— start RECORDS TO USE —
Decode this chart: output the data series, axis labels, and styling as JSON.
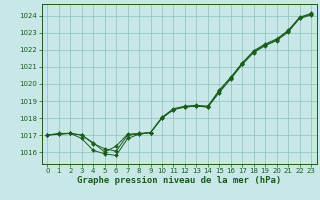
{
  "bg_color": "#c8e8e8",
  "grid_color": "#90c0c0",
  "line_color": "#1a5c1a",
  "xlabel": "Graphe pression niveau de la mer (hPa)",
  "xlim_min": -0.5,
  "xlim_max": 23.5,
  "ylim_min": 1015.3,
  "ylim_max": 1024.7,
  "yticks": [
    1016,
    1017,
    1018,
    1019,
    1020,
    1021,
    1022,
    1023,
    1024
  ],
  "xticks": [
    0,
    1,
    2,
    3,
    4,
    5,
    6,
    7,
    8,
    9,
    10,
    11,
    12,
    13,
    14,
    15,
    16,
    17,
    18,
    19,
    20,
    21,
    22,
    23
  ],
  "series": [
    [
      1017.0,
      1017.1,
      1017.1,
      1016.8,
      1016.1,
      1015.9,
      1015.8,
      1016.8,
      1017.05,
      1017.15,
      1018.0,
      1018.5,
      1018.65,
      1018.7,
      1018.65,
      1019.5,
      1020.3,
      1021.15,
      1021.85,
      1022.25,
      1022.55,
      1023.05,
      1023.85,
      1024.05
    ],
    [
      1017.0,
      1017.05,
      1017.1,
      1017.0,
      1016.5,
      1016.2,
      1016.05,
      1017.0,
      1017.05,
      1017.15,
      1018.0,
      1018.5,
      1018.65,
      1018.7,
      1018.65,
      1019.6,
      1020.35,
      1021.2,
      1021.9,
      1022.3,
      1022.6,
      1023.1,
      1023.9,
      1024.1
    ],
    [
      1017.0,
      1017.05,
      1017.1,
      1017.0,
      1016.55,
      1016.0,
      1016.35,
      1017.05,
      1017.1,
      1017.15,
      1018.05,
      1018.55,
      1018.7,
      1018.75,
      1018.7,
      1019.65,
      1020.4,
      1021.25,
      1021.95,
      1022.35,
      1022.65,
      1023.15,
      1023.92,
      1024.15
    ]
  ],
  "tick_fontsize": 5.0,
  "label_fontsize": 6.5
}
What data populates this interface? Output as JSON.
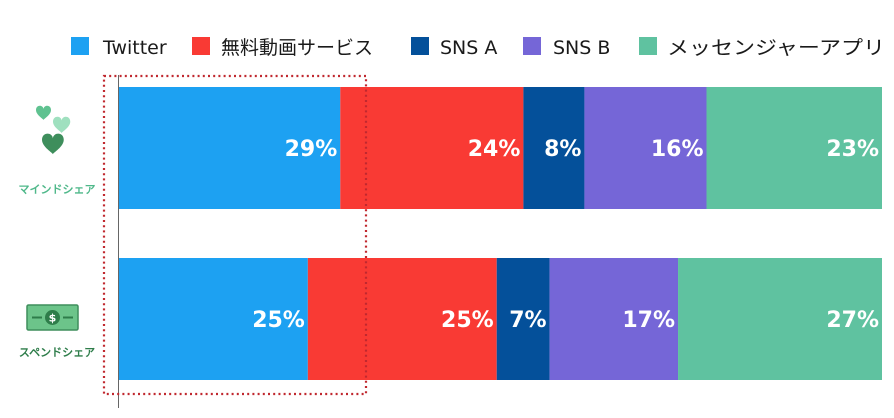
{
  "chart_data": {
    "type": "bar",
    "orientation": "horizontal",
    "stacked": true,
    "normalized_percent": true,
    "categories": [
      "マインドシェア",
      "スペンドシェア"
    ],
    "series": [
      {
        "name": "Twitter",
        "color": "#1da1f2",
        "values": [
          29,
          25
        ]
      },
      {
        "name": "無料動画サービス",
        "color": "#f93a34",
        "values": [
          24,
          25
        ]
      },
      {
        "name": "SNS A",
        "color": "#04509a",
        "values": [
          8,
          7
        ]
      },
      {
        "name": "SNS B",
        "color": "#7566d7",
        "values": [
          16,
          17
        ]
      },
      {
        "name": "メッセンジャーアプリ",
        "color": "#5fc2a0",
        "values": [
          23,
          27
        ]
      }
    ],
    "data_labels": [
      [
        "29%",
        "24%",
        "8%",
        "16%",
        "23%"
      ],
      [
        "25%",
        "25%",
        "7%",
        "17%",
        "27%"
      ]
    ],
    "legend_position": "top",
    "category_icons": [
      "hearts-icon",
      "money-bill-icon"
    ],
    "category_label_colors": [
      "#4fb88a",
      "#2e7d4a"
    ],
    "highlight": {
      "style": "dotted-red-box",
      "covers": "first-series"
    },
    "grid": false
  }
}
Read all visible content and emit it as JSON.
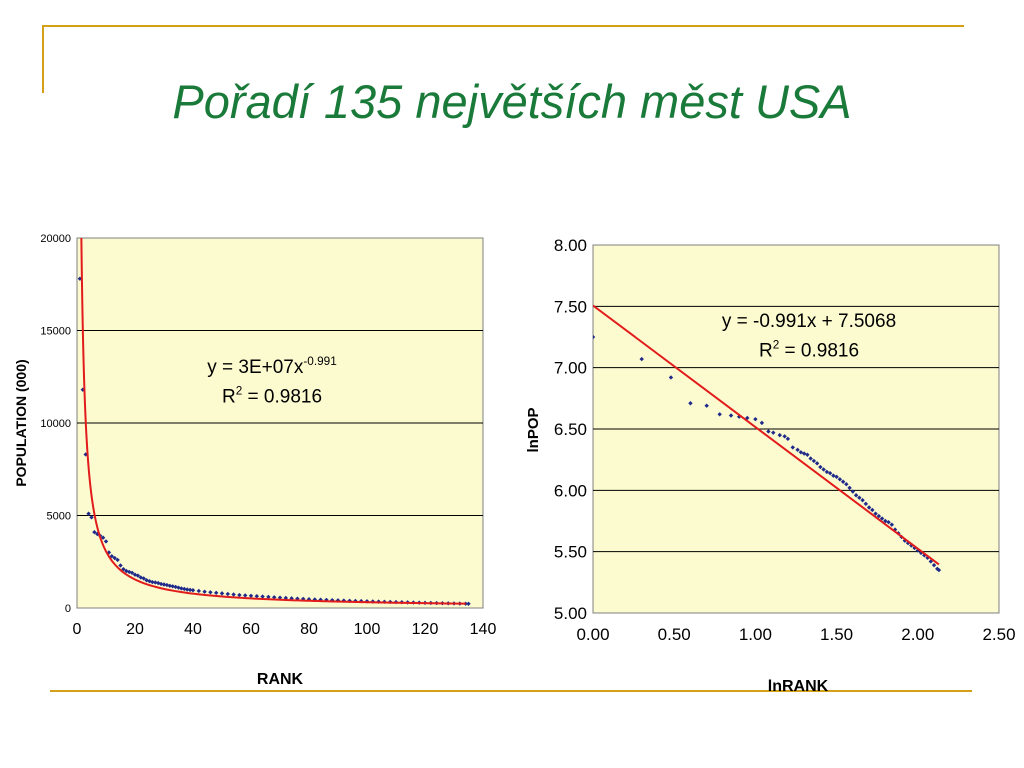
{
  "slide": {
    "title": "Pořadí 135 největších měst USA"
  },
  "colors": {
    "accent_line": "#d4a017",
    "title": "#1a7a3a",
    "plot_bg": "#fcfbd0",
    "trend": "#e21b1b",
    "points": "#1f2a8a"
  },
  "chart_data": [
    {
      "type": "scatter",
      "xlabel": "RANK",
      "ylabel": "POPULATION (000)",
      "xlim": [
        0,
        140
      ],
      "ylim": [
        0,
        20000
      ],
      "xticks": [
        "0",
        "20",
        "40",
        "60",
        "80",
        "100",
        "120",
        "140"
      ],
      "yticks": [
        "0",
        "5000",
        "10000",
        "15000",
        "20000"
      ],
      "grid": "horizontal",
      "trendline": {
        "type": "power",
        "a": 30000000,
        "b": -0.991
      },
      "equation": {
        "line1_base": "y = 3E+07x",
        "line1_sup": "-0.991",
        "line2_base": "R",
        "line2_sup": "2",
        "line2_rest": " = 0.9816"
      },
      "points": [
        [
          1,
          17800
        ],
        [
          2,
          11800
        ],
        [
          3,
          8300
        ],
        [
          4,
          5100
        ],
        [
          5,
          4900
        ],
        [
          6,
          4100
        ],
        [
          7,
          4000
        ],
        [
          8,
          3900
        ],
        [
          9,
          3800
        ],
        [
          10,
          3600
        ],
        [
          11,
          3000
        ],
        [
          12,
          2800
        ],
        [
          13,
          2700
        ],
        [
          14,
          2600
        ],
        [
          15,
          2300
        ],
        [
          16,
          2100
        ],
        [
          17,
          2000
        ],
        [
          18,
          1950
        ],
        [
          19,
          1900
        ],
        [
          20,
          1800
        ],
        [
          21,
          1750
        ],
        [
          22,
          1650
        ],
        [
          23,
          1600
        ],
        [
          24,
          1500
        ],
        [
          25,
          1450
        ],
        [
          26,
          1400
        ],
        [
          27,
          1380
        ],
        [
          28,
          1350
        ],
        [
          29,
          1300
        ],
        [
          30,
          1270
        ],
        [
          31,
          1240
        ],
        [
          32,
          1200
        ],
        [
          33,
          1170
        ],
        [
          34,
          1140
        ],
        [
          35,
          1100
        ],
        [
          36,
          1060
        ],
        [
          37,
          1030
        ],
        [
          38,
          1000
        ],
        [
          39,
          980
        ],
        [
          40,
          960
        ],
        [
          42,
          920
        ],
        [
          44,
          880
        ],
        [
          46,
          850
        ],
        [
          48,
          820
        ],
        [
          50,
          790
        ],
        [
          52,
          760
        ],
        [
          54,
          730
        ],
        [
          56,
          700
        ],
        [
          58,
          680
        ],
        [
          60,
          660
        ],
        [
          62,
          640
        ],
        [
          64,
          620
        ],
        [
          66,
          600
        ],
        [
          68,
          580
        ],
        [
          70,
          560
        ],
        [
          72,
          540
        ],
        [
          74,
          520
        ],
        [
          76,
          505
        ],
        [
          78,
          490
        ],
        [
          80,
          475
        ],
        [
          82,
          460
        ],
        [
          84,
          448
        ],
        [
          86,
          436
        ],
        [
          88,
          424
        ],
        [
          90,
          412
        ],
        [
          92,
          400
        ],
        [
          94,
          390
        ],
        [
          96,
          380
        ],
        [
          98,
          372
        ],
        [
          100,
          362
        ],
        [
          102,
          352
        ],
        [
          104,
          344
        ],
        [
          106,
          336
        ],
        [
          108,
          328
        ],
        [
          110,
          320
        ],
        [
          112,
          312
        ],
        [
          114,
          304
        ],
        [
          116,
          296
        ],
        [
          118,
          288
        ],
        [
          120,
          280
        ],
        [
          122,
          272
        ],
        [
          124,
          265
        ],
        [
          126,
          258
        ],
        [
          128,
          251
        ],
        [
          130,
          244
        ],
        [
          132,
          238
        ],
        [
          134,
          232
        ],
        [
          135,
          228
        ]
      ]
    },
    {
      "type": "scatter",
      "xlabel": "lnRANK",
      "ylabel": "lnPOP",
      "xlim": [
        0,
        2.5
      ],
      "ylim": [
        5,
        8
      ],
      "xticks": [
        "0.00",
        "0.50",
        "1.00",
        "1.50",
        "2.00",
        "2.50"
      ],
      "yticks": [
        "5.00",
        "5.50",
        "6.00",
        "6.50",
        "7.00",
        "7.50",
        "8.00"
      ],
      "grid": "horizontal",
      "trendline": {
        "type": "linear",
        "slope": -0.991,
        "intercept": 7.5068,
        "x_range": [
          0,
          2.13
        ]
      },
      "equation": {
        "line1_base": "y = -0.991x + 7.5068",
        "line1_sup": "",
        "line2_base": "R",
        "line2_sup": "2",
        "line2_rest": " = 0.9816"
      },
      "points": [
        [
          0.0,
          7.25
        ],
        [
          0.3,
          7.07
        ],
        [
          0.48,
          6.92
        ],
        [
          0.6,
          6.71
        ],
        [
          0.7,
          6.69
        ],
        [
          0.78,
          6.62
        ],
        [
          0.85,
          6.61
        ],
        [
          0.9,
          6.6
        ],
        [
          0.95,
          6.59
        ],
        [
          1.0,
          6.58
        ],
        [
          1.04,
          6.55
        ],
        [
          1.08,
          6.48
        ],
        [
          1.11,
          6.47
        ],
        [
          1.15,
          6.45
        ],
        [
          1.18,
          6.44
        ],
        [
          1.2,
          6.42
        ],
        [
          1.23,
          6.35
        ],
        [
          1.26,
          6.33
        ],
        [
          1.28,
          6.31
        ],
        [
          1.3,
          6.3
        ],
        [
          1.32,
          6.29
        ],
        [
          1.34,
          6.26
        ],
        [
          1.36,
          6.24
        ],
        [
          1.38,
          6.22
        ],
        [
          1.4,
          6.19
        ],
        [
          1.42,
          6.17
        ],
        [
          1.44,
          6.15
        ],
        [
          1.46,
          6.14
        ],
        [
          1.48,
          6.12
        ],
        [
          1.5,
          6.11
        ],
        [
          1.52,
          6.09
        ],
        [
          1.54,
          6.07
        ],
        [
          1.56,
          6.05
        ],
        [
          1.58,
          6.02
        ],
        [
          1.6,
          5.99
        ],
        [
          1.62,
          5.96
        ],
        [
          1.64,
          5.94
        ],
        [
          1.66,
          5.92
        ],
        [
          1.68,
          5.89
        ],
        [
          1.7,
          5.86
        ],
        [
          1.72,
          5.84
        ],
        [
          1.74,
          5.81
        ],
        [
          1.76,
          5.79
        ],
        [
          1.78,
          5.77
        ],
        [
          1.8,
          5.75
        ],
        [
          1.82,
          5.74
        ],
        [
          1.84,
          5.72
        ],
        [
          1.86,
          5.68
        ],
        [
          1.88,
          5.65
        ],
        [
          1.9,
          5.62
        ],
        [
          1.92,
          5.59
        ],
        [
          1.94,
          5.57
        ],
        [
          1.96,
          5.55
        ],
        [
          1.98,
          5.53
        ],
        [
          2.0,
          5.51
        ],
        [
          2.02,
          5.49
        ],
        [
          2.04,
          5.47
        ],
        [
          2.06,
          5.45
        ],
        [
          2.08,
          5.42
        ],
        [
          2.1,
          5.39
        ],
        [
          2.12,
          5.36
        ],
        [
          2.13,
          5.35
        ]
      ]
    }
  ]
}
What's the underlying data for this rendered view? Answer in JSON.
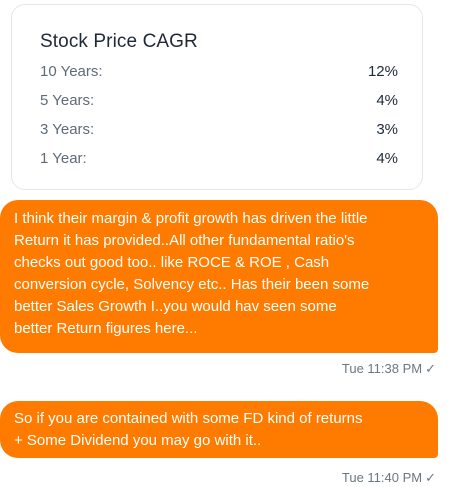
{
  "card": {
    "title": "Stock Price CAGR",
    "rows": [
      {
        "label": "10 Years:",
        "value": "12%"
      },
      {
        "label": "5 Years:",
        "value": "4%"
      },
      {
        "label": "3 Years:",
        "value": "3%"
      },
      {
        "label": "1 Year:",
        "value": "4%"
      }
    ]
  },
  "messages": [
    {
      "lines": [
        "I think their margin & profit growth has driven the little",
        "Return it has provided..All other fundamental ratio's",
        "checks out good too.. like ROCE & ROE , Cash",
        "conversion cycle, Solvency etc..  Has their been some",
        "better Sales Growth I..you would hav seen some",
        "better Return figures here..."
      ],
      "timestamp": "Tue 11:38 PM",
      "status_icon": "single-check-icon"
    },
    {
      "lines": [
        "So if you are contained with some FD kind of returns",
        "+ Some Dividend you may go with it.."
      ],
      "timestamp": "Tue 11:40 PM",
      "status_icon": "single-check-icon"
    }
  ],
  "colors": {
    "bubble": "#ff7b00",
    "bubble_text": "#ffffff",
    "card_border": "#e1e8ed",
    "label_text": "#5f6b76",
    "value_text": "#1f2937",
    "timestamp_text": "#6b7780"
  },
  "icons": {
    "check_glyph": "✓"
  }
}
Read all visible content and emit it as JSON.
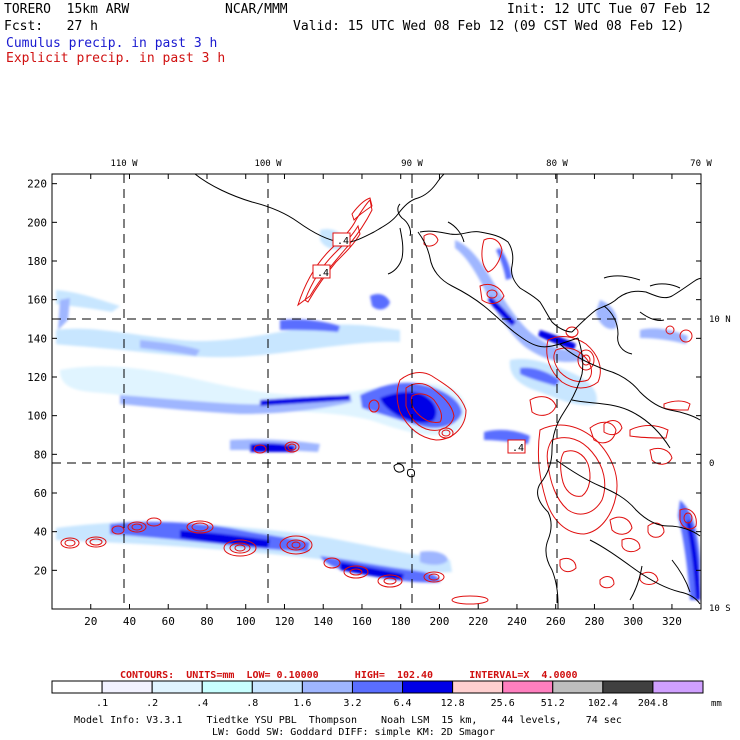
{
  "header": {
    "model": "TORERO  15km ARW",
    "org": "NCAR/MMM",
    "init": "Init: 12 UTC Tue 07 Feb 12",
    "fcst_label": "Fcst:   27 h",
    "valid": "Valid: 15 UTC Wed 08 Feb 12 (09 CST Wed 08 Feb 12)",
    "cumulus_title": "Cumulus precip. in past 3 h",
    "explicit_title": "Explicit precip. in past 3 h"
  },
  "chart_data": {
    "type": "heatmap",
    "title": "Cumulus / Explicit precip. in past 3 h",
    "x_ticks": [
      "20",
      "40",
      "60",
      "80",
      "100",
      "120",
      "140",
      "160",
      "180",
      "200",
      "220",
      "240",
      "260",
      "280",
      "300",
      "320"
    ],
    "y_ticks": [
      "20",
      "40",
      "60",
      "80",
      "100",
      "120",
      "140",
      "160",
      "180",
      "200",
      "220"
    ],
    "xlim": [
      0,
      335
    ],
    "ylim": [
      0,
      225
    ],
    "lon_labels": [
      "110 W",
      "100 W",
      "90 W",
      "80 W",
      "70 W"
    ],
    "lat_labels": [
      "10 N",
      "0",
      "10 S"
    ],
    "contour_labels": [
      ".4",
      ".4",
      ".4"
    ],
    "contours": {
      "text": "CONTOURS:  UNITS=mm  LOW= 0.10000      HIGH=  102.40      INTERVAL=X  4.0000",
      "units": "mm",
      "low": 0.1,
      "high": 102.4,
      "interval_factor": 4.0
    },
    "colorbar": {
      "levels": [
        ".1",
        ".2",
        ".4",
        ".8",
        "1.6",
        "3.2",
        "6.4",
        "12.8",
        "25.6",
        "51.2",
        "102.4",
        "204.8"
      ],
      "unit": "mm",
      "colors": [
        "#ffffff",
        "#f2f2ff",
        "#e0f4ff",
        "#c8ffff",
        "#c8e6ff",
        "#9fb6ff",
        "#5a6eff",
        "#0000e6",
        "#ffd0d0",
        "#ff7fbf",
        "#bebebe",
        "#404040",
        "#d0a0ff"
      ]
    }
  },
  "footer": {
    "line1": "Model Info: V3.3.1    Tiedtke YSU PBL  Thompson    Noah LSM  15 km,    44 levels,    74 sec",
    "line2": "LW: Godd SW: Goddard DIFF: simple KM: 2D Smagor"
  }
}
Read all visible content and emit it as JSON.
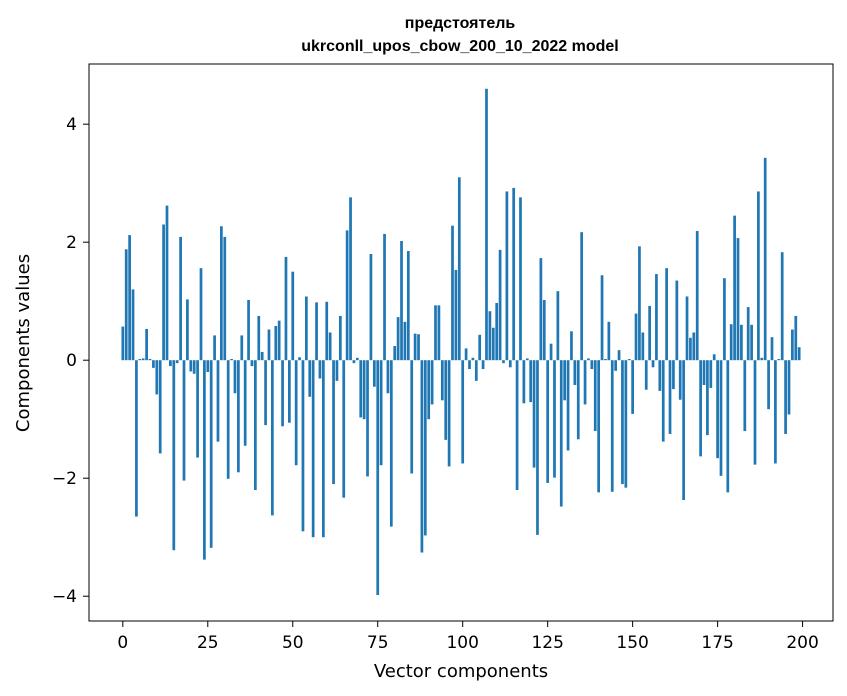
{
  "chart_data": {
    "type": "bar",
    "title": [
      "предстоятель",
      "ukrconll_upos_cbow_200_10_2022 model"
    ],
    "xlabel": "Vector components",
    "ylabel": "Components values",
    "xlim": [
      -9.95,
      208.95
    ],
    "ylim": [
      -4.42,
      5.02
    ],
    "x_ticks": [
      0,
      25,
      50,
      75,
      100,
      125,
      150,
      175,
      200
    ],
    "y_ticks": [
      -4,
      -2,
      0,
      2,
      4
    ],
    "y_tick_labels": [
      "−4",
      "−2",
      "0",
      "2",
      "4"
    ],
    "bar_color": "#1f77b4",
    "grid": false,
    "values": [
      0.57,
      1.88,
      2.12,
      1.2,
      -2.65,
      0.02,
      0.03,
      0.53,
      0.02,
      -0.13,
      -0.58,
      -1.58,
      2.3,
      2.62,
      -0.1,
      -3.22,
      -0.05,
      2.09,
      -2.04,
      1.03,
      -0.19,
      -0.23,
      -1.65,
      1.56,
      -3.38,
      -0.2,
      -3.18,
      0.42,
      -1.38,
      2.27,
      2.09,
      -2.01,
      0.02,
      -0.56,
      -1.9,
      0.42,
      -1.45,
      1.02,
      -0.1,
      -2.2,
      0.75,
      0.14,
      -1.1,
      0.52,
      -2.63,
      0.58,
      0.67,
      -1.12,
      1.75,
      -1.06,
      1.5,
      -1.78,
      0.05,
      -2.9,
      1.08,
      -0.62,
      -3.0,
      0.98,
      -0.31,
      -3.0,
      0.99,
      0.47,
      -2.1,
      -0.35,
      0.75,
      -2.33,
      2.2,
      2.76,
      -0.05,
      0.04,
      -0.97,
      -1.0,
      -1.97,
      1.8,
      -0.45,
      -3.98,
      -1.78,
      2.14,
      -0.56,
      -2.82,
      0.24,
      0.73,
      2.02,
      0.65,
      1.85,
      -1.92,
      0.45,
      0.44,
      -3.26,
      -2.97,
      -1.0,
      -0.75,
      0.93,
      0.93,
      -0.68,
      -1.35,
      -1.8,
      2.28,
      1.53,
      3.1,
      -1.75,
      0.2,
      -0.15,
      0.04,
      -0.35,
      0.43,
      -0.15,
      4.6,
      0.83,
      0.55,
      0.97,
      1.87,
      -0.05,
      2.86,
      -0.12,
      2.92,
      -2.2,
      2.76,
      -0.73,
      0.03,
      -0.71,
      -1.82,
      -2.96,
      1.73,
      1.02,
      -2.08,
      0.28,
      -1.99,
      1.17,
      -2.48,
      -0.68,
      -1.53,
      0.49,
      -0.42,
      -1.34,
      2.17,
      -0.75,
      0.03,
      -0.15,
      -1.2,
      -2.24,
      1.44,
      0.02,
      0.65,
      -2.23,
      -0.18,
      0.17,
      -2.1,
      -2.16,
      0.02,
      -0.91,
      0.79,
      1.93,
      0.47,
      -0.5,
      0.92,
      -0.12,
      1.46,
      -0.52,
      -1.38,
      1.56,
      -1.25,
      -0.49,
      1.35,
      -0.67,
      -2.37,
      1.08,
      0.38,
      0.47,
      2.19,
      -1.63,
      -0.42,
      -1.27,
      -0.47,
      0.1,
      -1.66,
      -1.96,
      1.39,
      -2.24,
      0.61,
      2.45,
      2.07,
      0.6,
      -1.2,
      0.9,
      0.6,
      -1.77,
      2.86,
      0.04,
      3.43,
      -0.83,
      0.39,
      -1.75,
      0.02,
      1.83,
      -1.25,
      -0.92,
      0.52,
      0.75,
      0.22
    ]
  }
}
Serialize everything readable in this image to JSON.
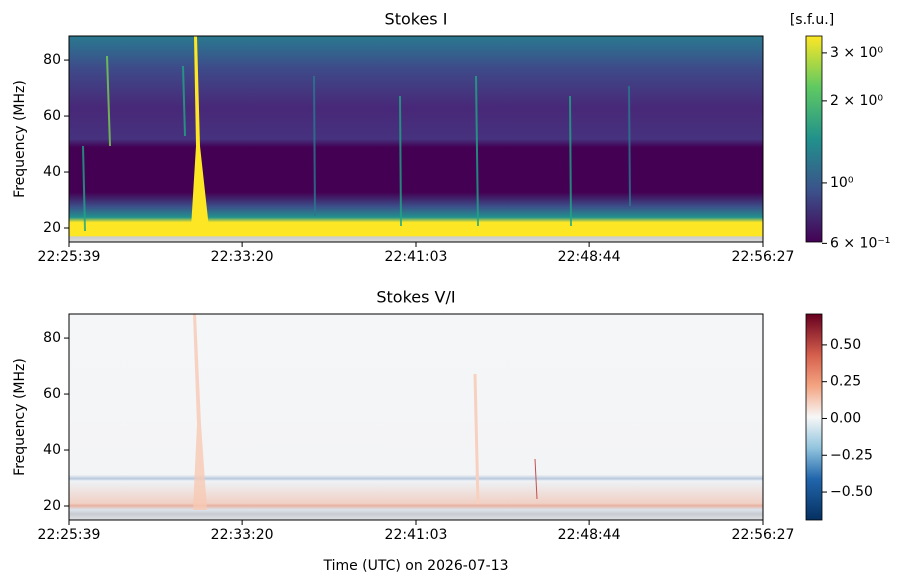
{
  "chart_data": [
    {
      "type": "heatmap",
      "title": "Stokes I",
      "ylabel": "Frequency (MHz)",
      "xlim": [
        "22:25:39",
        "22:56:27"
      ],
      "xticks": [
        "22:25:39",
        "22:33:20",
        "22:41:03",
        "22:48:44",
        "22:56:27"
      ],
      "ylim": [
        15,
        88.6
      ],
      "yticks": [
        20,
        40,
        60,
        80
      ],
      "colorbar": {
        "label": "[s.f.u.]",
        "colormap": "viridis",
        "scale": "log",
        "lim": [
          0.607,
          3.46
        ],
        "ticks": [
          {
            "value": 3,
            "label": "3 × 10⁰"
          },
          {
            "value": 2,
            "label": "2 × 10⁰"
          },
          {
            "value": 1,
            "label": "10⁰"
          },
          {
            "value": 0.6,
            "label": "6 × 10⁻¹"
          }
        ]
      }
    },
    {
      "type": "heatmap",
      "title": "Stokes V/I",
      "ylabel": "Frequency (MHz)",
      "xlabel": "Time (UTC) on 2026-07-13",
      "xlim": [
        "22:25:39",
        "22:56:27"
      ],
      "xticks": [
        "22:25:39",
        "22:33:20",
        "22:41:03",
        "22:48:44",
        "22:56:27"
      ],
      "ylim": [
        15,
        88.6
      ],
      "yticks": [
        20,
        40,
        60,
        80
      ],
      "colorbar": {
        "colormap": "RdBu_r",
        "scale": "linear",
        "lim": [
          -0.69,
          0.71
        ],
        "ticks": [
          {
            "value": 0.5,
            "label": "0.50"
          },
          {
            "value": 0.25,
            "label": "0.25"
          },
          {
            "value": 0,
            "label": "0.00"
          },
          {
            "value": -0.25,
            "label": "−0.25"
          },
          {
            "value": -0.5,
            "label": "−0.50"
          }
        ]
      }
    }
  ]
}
— end RECORDS TO USE —
WORK REQUIRED: In the lines above, locate the string "Years". Copy every line where it occurs.

FULL OUTPUT:
        "label": "10 Years:",
        "label": "5 Years:",
        "label": "3 Years:",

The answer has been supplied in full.